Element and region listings
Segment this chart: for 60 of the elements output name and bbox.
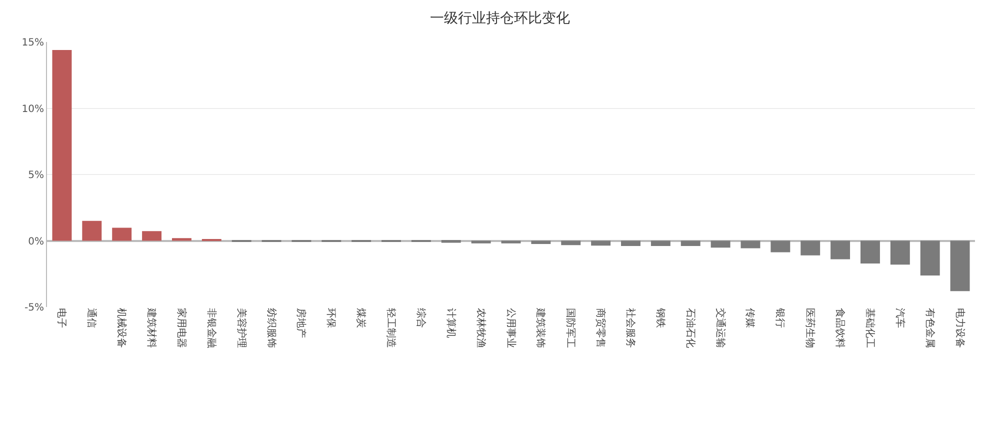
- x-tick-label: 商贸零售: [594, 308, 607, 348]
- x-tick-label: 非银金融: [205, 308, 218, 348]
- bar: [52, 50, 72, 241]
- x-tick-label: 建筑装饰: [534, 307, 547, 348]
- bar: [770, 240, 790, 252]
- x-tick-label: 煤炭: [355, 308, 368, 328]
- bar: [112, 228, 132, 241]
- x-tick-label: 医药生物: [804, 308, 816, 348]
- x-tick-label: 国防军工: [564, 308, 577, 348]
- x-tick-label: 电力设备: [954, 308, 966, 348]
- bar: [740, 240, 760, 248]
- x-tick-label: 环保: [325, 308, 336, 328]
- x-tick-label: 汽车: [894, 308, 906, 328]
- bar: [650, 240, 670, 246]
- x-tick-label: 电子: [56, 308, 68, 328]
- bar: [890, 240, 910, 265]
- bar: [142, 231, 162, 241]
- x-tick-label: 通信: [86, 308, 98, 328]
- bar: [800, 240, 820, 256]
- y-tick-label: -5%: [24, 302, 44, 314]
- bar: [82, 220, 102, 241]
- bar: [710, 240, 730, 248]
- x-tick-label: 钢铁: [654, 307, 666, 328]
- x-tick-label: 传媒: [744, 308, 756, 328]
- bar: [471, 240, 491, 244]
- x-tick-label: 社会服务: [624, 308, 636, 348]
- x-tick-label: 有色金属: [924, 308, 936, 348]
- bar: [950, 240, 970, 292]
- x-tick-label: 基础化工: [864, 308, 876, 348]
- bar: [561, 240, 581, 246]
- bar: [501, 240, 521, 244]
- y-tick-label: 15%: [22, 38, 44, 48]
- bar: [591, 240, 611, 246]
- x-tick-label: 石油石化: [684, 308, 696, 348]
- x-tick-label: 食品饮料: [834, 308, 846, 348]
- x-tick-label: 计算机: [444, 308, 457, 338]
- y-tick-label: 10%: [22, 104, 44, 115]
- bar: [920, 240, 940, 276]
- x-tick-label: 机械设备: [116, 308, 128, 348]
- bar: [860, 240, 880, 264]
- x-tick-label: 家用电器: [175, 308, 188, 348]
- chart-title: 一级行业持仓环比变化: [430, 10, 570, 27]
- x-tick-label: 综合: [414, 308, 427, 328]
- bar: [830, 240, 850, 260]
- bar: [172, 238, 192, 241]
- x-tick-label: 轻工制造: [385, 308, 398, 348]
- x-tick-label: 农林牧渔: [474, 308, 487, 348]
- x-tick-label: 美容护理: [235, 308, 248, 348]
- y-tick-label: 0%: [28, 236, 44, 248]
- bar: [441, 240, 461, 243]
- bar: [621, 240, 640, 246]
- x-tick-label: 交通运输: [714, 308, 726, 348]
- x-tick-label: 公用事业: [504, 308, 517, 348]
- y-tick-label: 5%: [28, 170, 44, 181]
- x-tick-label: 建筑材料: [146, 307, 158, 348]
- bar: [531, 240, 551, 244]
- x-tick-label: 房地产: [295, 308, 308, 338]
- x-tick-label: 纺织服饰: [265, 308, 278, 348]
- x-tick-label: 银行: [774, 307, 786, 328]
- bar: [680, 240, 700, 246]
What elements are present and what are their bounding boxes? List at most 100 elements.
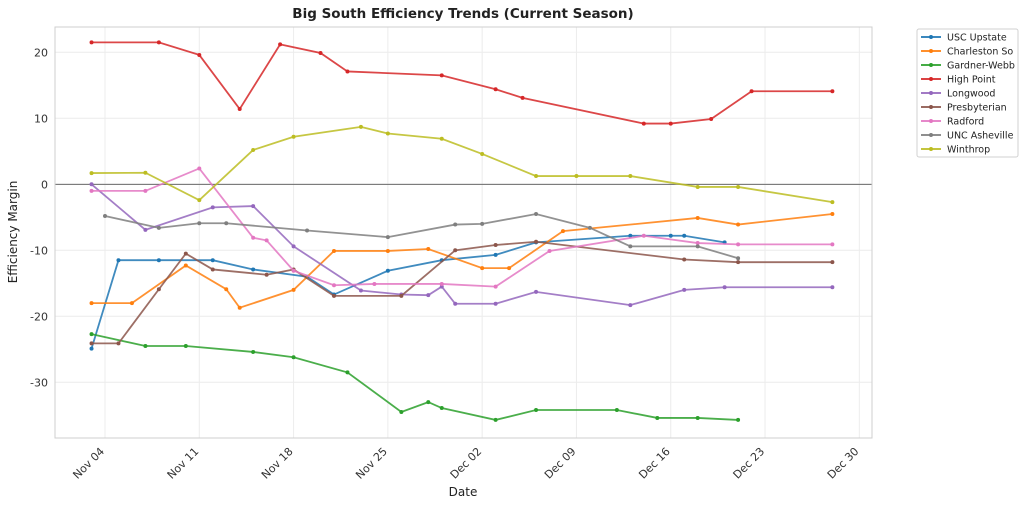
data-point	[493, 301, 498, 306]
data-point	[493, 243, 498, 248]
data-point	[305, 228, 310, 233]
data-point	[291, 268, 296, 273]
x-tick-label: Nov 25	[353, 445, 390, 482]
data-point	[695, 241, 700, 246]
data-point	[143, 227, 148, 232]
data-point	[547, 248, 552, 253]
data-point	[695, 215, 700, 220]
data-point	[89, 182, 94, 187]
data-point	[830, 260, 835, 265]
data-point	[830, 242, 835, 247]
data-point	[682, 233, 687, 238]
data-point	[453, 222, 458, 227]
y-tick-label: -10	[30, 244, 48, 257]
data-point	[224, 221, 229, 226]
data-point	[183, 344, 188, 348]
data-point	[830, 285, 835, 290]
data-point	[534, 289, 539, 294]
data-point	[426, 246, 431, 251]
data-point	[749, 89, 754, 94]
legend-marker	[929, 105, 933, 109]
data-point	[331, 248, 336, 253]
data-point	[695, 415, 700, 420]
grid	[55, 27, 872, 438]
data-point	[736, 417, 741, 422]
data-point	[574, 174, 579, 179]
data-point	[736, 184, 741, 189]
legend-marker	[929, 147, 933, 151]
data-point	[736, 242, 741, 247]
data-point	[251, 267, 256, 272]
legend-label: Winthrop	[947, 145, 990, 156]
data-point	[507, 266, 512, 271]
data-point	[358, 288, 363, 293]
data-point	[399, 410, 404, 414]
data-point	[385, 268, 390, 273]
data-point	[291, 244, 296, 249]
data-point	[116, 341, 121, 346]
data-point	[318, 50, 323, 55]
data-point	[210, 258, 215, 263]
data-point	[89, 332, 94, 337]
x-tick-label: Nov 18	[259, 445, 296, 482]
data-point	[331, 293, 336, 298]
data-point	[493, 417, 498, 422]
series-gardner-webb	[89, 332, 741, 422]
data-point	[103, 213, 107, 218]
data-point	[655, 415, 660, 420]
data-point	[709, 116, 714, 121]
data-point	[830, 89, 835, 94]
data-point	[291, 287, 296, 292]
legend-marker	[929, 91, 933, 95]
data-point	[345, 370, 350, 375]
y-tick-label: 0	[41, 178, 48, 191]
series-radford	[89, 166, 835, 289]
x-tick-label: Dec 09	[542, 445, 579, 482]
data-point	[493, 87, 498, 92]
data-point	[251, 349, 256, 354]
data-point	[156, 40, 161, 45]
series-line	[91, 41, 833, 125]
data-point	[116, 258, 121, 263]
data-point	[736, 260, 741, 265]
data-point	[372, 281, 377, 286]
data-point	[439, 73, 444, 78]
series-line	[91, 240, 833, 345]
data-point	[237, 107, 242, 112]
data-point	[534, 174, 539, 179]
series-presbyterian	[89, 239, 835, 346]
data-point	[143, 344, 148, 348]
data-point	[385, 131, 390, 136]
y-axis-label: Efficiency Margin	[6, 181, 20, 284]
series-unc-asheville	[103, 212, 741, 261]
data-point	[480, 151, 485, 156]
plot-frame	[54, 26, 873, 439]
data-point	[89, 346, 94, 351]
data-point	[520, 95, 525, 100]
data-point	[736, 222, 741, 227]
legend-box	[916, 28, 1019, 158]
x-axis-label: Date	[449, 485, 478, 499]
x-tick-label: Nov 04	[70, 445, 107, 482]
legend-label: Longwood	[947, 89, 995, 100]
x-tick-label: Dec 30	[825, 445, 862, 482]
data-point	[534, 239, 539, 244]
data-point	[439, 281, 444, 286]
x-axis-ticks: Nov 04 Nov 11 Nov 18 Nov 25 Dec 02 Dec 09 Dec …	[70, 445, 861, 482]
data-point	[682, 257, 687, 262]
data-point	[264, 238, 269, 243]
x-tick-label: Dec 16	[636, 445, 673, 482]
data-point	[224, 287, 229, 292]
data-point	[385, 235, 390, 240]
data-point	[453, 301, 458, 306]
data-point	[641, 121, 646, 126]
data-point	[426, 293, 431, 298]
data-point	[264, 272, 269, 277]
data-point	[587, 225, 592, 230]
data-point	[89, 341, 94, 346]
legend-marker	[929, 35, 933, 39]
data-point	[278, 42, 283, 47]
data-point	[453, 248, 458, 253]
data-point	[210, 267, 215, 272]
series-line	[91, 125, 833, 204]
==
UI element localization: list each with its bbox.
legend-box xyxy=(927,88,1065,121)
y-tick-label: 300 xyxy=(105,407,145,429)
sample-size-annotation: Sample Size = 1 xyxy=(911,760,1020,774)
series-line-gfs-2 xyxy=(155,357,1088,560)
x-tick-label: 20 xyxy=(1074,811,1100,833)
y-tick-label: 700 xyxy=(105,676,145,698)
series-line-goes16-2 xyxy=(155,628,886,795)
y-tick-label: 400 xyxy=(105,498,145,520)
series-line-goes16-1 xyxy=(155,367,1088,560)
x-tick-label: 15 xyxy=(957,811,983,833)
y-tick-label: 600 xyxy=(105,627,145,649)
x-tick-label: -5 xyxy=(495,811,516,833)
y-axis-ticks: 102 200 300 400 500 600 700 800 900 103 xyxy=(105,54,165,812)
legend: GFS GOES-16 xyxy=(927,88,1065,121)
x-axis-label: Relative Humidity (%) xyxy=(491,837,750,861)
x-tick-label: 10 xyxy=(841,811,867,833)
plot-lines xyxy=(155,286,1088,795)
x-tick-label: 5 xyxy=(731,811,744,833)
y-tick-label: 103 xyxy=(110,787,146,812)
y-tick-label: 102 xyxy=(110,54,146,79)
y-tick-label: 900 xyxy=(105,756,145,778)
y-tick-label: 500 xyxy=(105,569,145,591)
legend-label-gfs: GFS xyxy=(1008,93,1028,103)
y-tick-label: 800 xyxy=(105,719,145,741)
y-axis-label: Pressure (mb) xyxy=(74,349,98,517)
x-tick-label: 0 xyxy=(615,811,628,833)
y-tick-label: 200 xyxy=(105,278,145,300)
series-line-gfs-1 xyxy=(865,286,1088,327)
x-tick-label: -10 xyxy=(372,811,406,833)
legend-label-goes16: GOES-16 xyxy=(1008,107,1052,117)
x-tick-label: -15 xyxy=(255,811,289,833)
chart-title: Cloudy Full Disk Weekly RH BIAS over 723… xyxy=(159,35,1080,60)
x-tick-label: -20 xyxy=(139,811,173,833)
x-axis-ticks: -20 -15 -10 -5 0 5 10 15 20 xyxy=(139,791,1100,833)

What is required: Copy every line of the items verbatim, from the line containing "- x-tick-label: 商贸零售: [594, 308, 607, 348]" down to the line containing "- bar: [740, 240, 760, 248]", both ends included.

Solution:
- x-tick-label: 商贸零售: [594, 308, 607, 348]
- x-tick-label: 非银金融: [205, 308, 218, 348]
- bar: [52, 50, 72, 241]
- x-tick-label: 建筑装饰: [534, 307, 547, 348]
- bar: [770, 240, 790, 252]
- x-tick-label: 煤炭: [355, 308, 368, 328]
- bar: [112, 228, 132, 241]
- x-tick-label: 医药生物: [804, 308, 816, 348]
- x-tick-label: 国防军工: [564, 308, 577, 348]
- x-tick-label: 电力设备: [954, 308, 966, 348]
- bar: [740, 240, 760, 248]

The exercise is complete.